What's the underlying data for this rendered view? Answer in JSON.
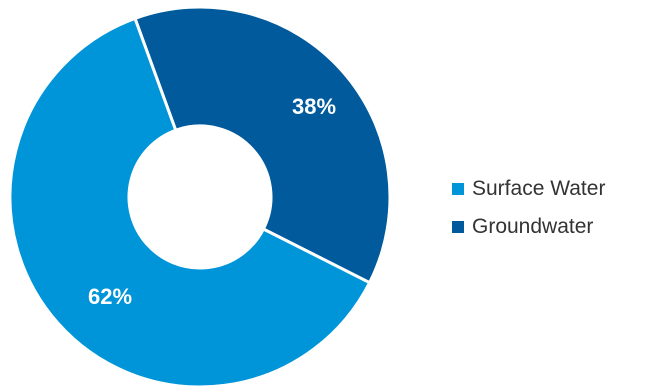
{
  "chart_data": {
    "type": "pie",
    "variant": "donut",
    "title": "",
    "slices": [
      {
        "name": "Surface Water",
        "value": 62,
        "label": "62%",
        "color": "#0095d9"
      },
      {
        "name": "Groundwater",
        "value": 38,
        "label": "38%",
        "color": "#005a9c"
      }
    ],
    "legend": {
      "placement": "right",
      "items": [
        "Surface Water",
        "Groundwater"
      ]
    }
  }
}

· · ·

**Problem details**
Write out the entries above verbatim; the pictures do not belong in your copy.

**Response**
What's the underlying data for this rendered view? Answer in JSON.
{
  "chart_data": {
    "type": "pie",
    "variant": "donut",
    "title": "",
    "slices": [
      {
        "name": "Surface Water",
        "value": 62,
        "label": "62%",
        "color": "#0095d9"
      },
      {
        "name": "Groundwater",
        "value": 38,
        "label": "38%",
        "color": "#005a9c"
      }
    ],
    "legend": {
      "placement": "right",
      "items": [
        "Surface Water",
        "Groundwater"
      ]
    }
  }
}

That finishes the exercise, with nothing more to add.